### What needs to be done
Nothing should be left out: output all of the entries exactly.

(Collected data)
• • • •
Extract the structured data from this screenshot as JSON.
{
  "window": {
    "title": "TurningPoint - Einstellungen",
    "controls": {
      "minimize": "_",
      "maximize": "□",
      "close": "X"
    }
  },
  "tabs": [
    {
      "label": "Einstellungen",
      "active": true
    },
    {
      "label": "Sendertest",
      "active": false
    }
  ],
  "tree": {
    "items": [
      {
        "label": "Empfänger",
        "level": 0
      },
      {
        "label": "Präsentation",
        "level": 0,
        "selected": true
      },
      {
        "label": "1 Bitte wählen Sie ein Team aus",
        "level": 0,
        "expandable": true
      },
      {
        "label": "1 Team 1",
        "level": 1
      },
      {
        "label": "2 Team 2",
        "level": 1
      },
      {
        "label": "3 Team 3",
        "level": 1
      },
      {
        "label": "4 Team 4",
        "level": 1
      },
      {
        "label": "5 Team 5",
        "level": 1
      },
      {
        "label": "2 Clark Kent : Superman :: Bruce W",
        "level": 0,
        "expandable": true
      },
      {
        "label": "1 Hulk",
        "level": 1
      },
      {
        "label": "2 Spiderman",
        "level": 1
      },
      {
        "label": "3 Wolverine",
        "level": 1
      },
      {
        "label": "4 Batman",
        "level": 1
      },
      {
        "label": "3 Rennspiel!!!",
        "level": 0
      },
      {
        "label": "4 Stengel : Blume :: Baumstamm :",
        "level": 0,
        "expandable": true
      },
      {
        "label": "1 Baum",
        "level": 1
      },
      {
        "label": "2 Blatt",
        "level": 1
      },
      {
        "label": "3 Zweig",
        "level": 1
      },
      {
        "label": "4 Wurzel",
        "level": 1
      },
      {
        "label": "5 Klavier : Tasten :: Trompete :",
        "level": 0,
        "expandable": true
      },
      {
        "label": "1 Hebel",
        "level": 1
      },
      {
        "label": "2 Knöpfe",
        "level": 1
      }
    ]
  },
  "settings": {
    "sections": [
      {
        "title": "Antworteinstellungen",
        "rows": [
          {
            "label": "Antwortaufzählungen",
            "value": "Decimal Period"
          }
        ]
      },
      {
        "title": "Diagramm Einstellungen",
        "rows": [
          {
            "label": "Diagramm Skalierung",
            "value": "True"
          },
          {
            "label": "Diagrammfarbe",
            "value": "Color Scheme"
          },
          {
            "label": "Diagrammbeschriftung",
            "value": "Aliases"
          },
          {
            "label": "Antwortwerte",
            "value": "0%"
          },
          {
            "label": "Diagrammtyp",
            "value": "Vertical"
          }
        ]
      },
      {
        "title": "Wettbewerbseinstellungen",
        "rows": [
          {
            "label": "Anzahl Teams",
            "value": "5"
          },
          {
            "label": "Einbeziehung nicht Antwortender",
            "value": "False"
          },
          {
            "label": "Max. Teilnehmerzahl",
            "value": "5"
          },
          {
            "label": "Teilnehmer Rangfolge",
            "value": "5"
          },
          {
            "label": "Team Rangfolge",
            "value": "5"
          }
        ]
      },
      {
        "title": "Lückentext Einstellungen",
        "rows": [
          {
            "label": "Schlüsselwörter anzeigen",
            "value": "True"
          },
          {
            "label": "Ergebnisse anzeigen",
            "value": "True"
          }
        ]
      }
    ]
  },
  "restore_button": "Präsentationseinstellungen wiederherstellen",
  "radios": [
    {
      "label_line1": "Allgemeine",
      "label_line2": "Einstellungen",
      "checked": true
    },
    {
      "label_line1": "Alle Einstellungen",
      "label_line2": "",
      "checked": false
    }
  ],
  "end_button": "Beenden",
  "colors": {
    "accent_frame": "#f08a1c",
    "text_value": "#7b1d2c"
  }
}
• • • •
### Solution for this task
Extract the structured data from this screenshot as JSON.
{
  "window": {
    "title": "TurningPoint - Einstellungen",
    "controls": {
      "minimize": "_",
      "maximize": "□",
      "close": "X"
    }
  },
  "tabs": [
    {
      "label": "Einstellungen",
      "active": true
    },
    {
      "label": "Sendertest",
      "active": false
    }
  ],
  "tree": {
    "items": [
      {
        "label": "Empfänger",
        "level": 0
      },
      {
        "label": "Präsentation",
        "level": 0,
        "selected": true
      },
      {
        "label": "1 Bitte wählen Sie ein Team aus",
        "level": 0,
        "expandable": true
      },
      {
        "label": "1 Team 1",
        "level": 1
      },
      {
        "label": "2 Team 2",
        "level": 1
      },
      {
        "label": "3 Team 3",
        "level": 1
      },
      {
        "label": "4 Team 4",
        "level": 1
      },
      {
        "label": "5 Team 5",
        "level": 1
      },
      {
        "label": "2 Clark Kent : Superman :: Bruce W",
        "level": 0,
        "expandable": true
      },
      {
        "label": "1 Hulk",
        "level": 1
      },
      {
        "label": "2 Spiderman",
        "level": 1
      },
      {
        "label": "3 Wolverine",
        "level": 1
      },
      {
        "label": "4 Batman",
        "level": 1
      },
      {
        "label": "3 Rennspiel!!!",
        "level": 0
      },
      {
        "label": "4 Stengel : Blume :: Baumstamm :",
        "level": 0,
        "expandable": true
      },
      {
        "label": "1 Baum",
        "level": 1
      },
      {
        "label": "2 Blatt",
        "level": 1
      },
      {
        "label": "3 Zweig",
        "level": 1
      },
      {
        "label": "4 Wurzel",
        "level": 1
      },
      {
        "label": "5 Klavier : Tasten :: Trompete :",
        "level": 0,
        "expandable": true
      },
      {
        "label": "1 Hebel",
        "level": 1
      },
      {
        "label": "2 Knöpfe",
        "level": 1
      }
    ]
  },
  "settings": {
    "sections": [
      {
        "title": "Antworteinstellungen",
        "rows": [
          {
            "label": "Antwortaufzählungen",
            "value": "Decimal Period"
          }
        ]
      },
      {
        "title": "Diagramm Einstellungen",
        "rows": [
          {
            "label": "Diagramm Skalierung",
            "value": "True"
          },
          {
            "label": "Diagrammfarbe",
            "value": "Color Scheme"
          },
          {
            "label": "Diagrammbeschriftung",
            "value": "Aliases"
          },
          {
            "label": "Antwortwerte",
            "value": "0%"
          },
          {
            "label": "Diagrammtyp",
            "value": "Vertical"
          }
        ]
      },
      {
        "title": "Wettbewerbseinstellungen",
        "rows": [
          {
            "label": "Anzahl Teams",
            "value": "5"
          },
          {
            "label": "Einbeziehung nicht Antwortender",
            "value": "False"
          },
          {
            "label": "Max. Teilnehmerzahl",
            "value": "5"
          },
          {
            "label": "Teilnehmer Rangfolge",
            "value": "5"
          },
          {
            "label": "Team Rangfolge",
            "value": "5"
          }
        ]
      },
      {
        "title": "Lückentext Einstellungen",
        "rows": [
          {
            "label": "Schlüsselwörter anzeigen",
            "value": "True"
          },
          {
            "label": "Ergebnisse anzeigen",
            "value": "True"
          }
        ]
      }
    ]
  },
  "restore_button": "Präsentationseinstellungen wiederherstellen",
  "radios": [
    {
      "label_line1": "Allgemeine",
      "label_line2": "Einstellungen",
      "checked": true
    },
    {
      "label_line1": "Alle Einstellungen",
      "label_line2": "",
      "checked": false
    }
  ],
  "end_button": "Beenden",
  "colors": {
    "accent_frame": "#f08a1c",
    "text_value": "#7b1d2c"
  }
}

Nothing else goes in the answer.